[Goal] Please reproduce the records below line for line, changing nothing.

*** Data supplied ***

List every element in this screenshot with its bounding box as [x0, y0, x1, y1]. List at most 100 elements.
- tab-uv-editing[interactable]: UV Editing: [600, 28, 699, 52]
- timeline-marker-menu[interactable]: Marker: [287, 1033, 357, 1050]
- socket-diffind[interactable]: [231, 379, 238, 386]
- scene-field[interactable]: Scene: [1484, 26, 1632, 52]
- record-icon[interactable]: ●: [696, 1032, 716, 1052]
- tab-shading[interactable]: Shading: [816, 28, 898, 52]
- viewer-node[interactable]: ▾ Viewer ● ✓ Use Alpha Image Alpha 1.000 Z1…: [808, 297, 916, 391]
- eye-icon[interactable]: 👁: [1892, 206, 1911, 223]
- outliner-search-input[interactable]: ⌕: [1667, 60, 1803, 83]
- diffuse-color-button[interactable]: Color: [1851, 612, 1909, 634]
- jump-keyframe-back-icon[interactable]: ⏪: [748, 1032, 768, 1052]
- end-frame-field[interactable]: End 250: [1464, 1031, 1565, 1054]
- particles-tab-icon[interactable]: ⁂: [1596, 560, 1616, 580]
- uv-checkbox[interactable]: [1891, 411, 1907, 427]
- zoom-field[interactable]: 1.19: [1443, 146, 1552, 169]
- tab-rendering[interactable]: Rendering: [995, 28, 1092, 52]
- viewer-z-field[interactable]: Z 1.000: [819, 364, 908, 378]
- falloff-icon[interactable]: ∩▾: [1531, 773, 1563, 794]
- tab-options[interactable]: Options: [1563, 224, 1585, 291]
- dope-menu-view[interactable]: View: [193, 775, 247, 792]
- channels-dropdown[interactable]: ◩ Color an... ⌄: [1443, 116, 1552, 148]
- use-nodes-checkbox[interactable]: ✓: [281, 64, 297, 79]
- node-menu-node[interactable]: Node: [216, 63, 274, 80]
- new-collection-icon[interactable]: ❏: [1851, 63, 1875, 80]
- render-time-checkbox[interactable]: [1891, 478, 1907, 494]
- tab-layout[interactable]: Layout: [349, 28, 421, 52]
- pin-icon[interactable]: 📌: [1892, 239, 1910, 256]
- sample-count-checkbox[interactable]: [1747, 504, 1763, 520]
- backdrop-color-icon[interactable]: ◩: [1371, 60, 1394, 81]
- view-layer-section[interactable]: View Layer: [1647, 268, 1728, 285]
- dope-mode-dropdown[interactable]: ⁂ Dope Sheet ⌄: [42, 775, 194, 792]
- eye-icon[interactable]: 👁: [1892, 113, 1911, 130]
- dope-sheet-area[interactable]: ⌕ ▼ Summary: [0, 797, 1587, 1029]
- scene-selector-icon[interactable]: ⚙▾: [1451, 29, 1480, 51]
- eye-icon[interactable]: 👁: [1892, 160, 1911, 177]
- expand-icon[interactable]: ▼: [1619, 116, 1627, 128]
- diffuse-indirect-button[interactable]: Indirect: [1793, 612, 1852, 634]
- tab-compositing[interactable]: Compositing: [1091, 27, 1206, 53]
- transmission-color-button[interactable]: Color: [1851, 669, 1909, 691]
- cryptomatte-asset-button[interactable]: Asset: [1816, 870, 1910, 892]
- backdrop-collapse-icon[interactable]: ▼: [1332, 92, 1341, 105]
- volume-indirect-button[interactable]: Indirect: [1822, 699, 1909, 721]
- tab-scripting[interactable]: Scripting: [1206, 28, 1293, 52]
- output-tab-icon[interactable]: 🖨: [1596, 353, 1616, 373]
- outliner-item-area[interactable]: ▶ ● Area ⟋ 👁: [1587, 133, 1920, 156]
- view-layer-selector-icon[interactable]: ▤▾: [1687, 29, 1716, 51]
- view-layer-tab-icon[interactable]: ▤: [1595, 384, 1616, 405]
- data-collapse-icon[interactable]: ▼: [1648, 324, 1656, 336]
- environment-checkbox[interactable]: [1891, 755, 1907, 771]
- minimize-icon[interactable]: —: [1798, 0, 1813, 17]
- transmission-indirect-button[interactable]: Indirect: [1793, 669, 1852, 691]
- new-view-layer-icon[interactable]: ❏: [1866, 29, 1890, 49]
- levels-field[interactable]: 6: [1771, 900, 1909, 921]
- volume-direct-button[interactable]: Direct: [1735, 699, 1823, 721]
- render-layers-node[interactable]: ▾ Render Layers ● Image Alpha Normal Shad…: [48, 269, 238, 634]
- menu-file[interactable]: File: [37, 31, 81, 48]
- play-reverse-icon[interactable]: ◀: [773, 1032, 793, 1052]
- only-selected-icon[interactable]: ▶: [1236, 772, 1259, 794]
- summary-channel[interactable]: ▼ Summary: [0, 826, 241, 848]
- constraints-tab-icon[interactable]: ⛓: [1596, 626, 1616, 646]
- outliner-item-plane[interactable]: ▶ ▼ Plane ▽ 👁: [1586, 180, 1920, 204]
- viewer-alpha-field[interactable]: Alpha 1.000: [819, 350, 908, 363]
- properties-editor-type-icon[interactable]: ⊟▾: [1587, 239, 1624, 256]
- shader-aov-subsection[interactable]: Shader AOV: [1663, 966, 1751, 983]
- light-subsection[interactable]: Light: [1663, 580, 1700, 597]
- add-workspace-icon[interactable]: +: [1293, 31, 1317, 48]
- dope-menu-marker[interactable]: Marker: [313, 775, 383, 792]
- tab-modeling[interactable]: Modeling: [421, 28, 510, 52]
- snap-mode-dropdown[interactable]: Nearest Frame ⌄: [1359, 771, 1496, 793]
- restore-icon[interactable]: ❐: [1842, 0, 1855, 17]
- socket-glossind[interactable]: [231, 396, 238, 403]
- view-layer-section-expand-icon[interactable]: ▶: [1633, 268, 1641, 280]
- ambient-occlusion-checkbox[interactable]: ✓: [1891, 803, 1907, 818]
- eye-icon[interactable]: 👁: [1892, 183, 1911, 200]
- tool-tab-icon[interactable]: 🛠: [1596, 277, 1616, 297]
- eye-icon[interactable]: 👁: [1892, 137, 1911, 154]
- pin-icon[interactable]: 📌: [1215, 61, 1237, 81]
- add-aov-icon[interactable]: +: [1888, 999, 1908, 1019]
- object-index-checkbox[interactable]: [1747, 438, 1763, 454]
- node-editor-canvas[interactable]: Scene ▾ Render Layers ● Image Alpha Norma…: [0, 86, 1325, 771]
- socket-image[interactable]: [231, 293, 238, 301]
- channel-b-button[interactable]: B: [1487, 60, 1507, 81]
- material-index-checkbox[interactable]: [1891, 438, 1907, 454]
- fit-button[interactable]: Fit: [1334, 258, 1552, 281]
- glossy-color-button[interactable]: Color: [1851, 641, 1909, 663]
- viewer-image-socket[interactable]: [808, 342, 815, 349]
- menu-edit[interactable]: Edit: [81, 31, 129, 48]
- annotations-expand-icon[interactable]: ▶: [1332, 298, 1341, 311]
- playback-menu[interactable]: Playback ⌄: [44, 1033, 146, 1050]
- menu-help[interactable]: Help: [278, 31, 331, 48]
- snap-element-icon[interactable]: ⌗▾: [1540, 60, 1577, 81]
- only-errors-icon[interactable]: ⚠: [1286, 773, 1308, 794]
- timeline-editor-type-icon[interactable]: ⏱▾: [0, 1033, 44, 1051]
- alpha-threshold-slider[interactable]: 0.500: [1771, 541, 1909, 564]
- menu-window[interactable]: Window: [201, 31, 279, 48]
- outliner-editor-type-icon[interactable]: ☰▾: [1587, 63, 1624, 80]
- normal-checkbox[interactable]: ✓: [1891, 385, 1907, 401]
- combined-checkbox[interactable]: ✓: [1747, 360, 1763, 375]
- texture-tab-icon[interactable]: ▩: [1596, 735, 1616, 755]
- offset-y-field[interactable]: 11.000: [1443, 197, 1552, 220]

***

[Reply]
List every element in this screenshot with its bounding box as [x0, y0, x1, y1]. List at most 100 elements.
- tab-uv-editing[interactable]: UV Editing: [600, 28, 699, 52]
- timeline-marker-menu[interactable]: Marker: [287, 1033, 357, 1050]
- socket-diffind[interactable]: [231, 379, 238, 386]
- scene-field[interactable]: Scene: [1484, 26, 1632, 52]
- record-icon[interactable]: ●: [696, 1032, 716, 1052]
- tab-shading[interactable]: Shading: [816, 28, 898, 52]
- viewer-node[interactable]: ▾ Viewer ● ✓ Use Alpha Image Alpha 1.000 Z1…: [808, 297, 916, 391]
- eye-icon[interactable]: 👁: [1892, 206, 1911, 223]
- outliner-search-input[interactable]: ⌕: [1667, 60, 1803, 83]
- diffuse-color-button[interactable]: Color: [1851, 612, 1909, 634]
- jump-keyframe-back-icon[interactable]: ⏪: [748, 1032, 768, 1052]
- end-frame-field[interactable]: End 250: [1464, 1031, 1565, 1054]
- particles-tab-icon[interactable]: ⁂: [1596, 560, 1616, 580]
- uv-checkbox[interactable]: [1891, 411, 1907, 427]
- zoom-field[interactable]: 1.19: [1443, 146, 1552, 169]
- tab-rendering[interactable]: Rendering: [995, 28, 1092, 52]
- viewer-z-field[interactable]: Z 1.000: [819, 364, 908, 378]
- falloff-icon[interactable]: ∩▾: [1531, 773, 1563, 794]
- tab-options[interactable]: Options: [1563, 224, 1585, 291]
- dope-menu-view[interactable]: View: [193, 775, 247, 792]
- channels-dropdown[interactable]: ◩ Color an... ⌄: [1443, 116, 1552, 148]
- use-nodes-checkbox[interactable]: ✓: [281, 64, 297, 79]
- node-menu-node[interactable]: Node: [216, 63, 274, 80]
- new-collection-icon[interactable]: ❏: [1851, 63, 1875, 80]
- render-time-checkbox[interactable]: [1891, 478, 1907, 494]
- tab-layout[interactable]: Layout: [349, 28, 421, 52]
- pin-icon[interactable]: 📌: [1892, 239, 1910, 256]
- sample-count-checkbox[interactable]: [1747, 504, 1763, 520]
- backdrop-color-icon[interactable]: ◩: [1371, 60, 1394, 81]
- view-layer-section[interactable]: View Layer: [1647, 268, 1728, 285]
- dope-mode-dropdown[interactable]: ⁂ Dope Sheet ⌄: [42, 775, 194, 792]
- eye-icon[interactable]: 👁: [1892, 113, 1911, 130]
- dope-sheet-area[interactable]: ⌕ ▼ Summary: [0, 797, 1587, 1029]
- scene-selector-icon[interactable]: ⚙▾: [1451, 29, 1480, 51]
- eye-icon[interactable]: 👁: [1892, 160, 1911, 177]
- expand-icon[interactable]: ▼: [1619, 116, 1627, 128]
- diffuse-indirect-button[interactable]: Indirect: [1793, 612, 1852, 634]
- tab-compositing[interactable]: Compositing: [1091, 27, 1206, 53]
- transmission-color-button[interactable]: Color: [1851, 669, 1909, 691]
- cryptomatte-asset-button[interactable]: Asset: [1816, 870, 1910, 892]
- backdrop-collapse-icon[interactable]: ▼: [1332, 92, 1341, 105]
- volume-indirect-button[interactable]: Indirect: [1822, 699, 1909, 721]
- tab-scripting[interactable]: Scripting: [1206, 28, 1293, 52]
- output-tab-icon[interactable]: 🖨: [1596, 353, 1616, 373]
- outliner-item-area[interactable]: ▶ ● Area ⟋ 👁: [1587, 133, 1920, 156]
- view-layer-selector-icon[interactable]: ▤▾: [1687, 29, 1716, 51]
- view-layer-tab-icon[interactable]: ▤: [1595, 384, 1616, 405]
- data-collapse-icon[interactable]: ▼: [1648, 324, 1656, 336]
- environment-checkbox[interactable]: [1891, 755, 1907, 771]
- minimize-icon[interactable]: —: [1798, 0, 1813, 17]
- transmission-indirect-button[interactable]: Indirect: [1793, 669, 1852, 691]
- new-view-layer-icon[interactable]: ❏: [1866, 29, 1890, 49]
- levels-field[interactable]: 6: [1771, 900, 1909, 921]
- volume-direct-button[interactable]: Direct: [1735, 699, 1823, 721]
- render-layers-node[interactable]: ▾ Render Layers ● Image Alpha Normal Shad…: [48, 269, 238, 634]
- menu-file[interactable]: File: [37, 31, 81, 48]
- play-reverse-icon[interactable]: ◀: [773, 1032, 793, 1052]
- only-selected-icon[interactable]: ▶: [1236, 772, 1259, 794]
- summary-channel[interactable]: ▼ Summary: [0, 826, 241, 848]
- constraints-tab-icon[interactable]: ⛓: [1596, 626, 1616, 646]
- outliner-item-plane[interactable]: ▶ ▼ Plane ▽ 👁: [1586, 180, 1920, 204]
- viewer-alpha-field[interactable]: Alpha 1.000: [819, 350, 908, 363]
- properties-editor-type-icon[interactable]: ⊟▾: [1587, 239, 1624, 256]
- shader-aov-subsection[interactable]: Shader AOV: [1663, 966, 1751, 983]
- light-subsection[interactable]: Light: [1663, 580, 1700, 597]
- add-workspace-icon[interactable]: +: [1293, 31, 1317, 48]
- dope-menu-marker[interactable]: Marker: [313, 775, 383, 792]
- tab-modeling[interactable]: Modeling: [421, 28, 510, 52]
- snap-mode-dropdown[interactable]: Nearest Frame ⌄: [1359, 771, 1496, 793]
- restore-icon[interactable]: ❐: [1842, 0, 1855, 17]
- socket-glossind[interactable]: [231, 396, 238, 403]
- view-layer-section-expand-icon[interactable]: ▶: [1633, 268, 1641, 280]
- ambient-occlusion-checkbox[interactable]: ✓: [1891, 803, 1907, 818]
- eye-icon[interactable]: 👁: [1892, 183, 1911, 200]
- tool-tab-icon[interactable]: 🛠: [1596, 277, 1616, 297]
- eye-icon[interactable]: 👁: [1892, 137, 1911, 154]
- pin-icon[interactable]: 📌: [1215, 61, 1237, 81]
- add-aov-icon[interactable]: +: [1888, 999, 1908, 1019]
- object-index-checkbox[interactable]: [1747, 438, 1763, 454]
- node-editor-canvas[interactable]: Scene ▾ Render Layers ● Image Alpha Norma…: [0, 86, 1325, 771]
- socket-image[interactable]: [231, 293, 238, 301]
- channel-b-button[interactable]: B: [1487, 60, 1507, 81]
- material-index-checkbox[interactable]: [1891, 438, 1907, 454]
- fit-button[interactable]: Fit: [1334, 258, 1552, 281]
- glossy-color-button[interactable]: Color: [1851, 641, 1909, 663]
- viewer-image-socket[interactable]: [808, 342, 815, 349]
- menu-edit[interactable]: Edit: [81, 31, 129, 48]
- annotations-expand-icon[interactable]: ▶: [1332, 298, 1341, 311]
- playback-menu[interactable]: Playback ⌄: [44, 1033, 146, 1050]
- menu-help[interactable]: Help: [278, 31, 331, 48]
- snap-element-icon[interactable]: ⌗▾: [1540, 60, 1577, 81]
- only-errors-icon[interactable]: ⚠: [1286, 773, 1308, 794]
- timeline-editor-type-icon[interactable]: ⏱▾: [0, 1033, 44, 1051]
- alpha-threshold-slider[interactable]: 0.500: [1771, 541, 1909, 564]
- menu-window[interactable]: Window: [201, 31, 279, 48]
- outliner-editor-type-icon[interactable]: ☰▾: [1587, 63, 1624, 80]
- normal-checkbox[interactable]: ✓: [1891, 385, 1907, 401]
- combined-checkbox[interactable]: ✓: [1747, 360, 1763, 375]
- texture-tab-icon[interactable]: ▩: [1596, 735, 1616, 755]
- offset-y-field[interactable]: 11.000: [1443, 197, 1552, 220]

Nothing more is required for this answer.